### REQUIREMENT
Search the records for the word "centre" and report each line that has it.

━━━━━ DATA ENTRIES

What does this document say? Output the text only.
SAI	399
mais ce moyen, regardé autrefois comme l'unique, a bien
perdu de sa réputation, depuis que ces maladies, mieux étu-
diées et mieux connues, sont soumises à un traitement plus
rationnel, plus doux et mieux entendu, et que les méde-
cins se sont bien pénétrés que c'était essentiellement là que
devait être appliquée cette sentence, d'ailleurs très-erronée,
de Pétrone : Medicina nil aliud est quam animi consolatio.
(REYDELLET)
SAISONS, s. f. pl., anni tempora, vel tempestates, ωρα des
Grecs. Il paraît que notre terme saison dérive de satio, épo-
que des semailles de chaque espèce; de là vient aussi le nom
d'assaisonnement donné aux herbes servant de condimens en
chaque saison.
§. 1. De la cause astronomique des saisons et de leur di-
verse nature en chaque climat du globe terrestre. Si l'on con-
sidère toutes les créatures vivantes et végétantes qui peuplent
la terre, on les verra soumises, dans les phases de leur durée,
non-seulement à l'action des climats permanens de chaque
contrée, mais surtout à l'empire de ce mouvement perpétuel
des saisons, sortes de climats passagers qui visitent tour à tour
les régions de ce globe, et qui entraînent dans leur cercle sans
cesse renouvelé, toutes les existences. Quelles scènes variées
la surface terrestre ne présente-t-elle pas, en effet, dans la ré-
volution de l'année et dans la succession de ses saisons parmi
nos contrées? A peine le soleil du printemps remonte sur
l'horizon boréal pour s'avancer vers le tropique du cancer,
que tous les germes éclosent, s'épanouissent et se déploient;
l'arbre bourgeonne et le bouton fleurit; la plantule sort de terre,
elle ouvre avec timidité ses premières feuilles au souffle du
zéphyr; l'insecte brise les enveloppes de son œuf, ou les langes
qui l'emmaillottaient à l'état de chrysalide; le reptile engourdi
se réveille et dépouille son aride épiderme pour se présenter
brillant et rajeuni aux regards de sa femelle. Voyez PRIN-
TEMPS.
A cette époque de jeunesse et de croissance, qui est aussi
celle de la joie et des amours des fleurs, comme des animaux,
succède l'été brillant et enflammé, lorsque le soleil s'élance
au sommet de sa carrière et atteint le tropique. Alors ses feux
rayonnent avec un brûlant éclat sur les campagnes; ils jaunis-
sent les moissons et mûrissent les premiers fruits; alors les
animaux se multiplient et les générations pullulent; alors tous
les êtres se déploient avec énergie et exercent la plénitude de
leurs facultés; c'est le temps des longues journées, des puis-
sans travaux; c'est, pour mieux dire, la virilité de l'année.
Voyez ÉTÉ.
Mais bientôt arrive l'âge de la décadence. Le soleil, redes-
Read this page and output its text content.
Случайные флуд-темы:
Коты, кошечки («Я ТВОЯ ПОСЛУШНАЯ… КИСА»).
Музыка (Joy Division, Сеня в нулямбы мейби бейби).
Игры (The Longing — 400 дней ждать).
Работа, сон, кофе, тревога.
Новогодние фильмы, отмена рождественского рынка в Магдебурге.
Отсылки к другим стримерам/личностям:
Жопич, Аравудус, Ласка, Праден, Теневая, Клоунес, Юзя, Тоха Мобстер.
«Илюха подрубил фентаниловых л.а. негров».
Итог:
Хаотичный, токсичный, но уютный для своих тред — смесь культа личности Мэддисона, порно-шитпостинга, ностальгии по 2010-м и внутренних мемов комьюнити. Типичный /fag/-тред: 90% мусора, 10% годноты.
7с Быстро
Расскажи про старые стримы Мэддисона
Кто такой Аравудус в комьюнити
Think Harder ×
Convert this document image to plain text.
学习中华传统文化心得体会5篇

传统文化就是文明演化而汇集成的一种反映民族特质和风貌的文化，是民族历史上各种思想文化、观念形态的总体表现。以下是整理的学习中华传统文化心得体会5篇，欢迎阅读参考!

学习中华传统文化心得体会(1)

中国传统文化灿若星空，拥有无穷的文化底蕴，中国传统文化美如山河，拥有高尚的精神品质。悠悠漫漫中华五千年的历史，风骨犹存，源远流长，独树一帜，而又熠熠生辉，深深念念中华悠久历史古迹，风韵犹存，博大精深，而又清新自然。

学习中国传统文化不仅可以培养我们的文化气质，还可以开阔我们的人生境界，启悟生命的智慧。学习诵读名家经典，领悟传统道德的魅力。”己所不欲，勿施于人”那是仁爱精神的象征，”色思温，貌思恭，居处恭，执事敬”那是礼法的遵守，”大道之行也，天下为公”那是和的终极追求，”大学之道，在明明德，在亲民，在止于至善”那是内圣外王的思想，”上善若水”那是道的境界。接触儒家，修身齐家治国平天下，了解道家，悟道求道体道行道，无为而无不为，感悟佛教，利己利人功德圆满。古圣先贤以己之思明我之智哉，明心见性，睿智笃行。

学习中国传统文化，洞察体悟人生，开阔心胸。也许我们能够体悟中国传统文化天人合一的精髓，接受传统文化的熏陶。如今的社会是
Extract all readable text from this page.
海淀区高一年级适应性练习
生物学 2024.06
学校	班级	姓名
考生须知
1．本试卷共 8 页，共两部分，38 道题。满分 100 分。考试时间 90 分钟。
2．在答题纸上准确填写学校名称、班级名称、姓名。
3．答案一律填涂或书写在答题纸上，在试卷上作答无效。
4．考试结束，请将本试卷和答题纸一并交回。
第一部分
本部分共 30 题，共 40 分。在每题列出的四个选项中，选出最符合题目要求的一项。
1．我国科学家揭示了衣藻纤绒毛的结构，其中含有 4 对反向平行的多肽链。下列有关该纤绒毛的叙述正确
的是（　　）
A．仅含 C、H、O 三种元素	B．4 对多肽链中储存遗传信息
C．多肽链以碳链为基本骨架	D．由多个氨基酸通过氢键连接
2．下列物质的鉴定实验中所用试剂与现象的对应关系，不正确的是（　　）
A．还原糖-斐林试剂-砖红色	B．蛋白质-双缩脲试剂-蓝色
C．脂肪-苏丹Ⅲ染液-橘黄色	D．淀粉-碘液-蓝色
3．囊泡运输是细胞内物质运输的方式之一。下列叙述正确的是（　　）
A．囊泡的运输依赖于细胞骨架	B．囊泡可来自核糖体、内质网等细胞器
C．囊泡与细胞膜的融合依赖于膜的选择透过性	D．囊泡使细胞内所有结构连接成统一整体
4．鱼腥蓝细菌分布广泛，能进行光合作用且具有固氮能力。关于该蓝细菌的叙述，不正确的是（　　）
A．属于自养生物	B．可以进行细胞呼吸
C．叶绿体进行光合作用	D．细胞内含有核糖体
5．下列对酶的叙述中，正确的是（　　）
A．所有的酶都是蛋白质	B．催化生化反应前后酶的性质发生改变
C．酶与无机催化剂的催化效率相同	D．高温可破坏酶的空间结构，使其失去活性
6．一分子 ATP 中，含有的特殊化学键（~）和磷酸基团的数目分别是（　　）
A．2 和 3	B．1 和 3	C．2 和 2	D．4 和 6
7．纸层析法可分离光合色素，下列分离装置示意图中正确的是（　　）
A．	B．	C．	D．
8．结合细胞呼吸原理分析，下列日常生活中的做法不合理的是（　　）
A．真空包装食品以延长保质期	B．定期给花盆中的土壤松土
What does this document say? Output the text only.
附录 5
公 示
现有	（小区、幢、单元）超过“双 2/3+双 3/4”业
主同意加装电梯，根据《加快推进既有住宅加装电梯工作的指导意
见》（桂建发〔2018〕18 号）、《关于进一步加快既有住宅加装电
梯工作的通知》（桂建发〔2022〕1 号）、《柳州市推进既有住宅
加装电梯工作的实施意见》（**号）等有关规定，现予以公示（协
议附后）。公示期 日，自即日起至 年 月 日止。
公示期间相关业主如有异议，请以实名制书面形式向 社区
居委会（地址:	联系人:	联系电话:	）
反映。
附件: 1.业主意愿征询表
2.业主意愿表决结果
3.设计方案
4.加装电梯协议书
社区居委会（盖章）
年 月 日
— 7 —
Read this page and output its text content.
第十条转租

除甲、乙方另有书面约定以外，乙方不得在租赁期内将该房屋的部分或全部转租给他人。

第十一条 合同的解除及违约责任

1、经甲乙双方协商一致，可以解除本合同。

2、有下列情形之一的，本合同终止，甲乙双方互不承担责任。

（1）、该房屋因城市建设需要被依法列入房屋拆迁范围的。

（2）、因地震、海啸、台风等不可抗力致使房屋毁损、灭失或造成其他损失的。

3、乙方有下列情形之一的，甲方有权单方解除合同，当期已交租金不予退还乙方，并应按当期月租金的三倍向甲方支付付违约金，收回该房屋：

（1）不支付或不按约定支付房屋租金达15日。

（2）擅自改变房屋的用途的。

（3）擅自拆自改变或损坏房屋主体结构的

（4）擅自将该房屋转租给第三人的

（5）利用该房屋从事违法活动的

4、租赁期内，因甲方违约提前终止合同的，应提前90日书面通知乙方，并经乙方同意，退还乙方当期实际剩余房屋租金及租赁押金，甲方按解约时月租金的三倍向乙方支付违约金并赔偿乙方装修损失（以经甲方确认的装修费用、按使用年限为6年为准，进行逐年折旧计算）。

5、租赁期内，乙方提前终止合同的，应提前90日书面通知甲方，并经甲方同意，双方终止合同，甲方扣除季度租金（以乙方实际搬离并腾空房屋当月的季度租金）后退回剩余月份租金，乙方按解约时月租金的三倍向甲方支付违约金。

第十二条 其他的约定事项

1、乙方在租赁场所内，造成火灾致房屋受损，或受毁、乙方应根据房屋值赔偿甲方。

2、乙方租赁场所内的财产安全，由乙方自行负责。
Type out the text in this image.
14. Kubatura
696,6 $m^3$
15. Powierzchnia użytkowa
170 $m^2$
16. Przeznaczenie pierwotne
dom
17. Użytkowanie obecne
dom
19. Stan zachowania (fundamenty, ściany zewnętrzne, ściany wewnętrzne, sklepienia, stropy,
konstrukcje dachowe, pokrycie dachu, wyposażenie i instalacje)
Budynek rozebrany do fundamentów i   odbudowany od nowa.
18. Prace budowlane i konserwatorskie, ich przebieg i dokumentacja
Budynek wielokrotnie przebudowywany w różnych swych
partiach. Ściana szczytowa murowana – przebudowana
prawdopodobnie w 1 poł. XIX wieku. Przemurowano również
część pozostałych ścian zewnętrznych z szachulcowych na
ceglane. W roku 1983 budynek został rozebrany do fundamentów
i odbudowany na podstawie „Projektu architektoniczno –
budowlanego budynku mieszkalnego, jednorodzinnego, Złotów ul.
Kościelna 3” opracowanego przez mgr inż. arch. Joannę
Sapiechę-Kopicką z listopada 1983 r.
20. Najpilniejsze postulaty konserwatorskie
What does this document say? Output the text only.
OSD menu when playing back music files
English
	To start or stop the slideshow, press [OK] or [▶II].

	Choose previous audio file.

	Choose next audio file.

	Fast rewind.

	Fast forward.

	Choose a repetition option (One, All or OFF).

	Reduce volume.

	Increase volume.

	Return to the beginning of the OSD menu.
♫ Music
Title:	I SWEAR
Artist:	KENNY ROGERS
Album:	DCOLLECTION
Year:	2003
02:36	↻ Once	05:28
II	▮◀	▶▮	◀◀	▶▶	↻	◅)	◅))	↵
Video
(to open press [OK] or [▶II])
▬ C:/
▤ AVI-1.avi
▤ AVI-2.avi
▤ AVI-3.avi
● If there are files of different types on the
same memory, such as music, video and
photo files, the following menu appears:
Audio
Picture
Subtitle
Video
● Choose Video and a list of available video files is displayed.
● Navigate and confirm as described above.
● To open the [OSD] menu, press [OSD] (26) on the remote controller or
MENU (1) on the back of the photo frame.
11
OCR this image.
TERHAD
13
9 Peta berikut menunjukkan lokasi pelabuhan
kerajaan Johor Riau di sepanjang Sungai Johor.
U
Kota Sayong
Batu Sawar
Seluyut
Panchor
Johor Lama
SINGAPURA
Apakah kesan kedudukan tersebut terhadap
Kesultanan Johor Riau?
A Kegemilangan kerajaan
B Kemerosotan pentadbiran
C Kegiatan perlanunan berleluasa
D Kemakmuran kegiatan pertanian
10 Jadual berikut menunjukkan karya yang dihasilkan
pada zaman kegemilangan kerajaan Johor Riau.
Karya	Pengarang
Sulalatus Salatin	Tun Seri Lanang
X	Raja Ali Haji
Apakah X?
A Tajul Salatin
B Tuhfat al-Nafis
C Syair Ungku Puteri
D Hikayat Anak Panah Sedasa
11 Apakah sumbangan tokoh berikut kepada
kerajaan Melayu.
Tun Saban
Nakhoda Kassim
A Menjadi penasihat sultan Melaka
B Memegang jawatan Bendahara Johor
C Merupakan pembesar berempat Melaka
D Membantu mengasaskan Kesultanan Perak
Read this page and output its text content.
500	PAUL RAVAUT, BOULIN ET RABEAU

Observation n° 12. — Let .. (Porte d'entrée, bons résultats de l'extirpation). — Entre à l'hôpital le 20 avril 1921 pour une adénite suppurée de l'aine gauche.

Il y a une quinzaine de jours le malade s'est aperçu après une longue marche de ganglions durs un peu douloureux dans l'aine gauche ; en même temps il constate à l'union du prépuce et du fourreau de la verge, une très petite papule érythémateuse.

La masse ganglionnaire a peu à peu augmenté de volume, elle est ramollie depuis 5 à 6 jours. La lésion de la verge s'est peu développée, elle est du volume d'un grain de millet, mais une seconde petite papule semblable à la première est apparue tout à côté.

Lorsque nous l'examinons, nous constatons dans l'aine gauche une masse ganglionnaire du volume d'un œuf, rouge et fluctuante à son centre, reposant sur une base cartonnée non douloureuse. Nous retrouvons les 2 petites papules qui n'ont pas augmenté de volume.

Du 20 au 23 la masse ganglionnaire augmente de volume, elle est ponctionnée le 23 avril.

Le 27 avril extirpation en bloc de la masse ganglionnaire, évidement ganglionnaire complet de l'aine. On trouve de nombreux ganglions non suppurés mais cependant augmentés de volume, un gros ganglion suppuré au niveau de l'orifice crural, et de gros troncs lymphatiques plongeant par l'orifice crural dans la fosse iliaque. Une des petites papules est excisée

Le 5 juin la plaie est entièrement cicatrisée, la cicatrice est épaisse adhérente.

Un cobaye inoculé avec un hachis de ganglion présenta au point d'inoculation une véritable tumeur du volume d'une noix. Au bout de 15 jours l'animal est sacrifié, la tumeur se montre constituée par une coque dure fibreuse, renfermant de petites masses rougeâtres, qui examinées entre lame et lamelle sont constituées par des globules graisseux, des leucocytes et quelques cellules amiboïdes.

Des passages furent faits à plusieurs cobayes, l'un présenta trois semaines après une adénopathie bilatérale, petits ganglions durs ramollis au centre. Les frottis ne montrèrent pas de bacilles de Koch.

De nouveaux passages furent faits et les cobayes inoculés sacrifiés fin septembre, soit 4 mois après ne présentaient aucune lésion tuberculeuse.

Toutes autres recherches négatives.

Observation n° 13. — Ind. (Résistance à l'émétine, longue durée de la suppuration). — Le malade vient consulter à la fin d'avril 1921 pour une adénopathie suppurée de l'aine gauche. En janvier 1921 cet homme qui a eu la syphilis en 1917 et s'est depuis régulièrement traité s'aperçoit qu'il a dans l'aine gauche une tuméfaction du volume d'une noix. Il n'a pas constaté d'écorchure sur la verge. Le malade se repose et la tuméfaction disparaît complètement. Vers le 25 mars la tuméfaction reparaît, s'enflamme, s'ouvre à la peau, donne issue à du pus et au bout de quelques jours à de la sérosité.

━━━━━━━━━━

### ANSWER BELOW
Lorsque nous l'examinons, nous constatons dans l'aine gauche une masse ganglionnaire du volume d'un œuf, rouge et fluctuante à son centre, reposant sur une base cartonnée non douloureuse. Nous retrouvons les 2 petites papules qui n'ont pas augmenté de volume.
Des passages furent faits à plusieurs cobayes, l'un présenta trois semaines après une adénopathie bilatérale, petits ganglions durs ramollis au centre. Les frottis ne montrèrent pas de bacilles de Koch.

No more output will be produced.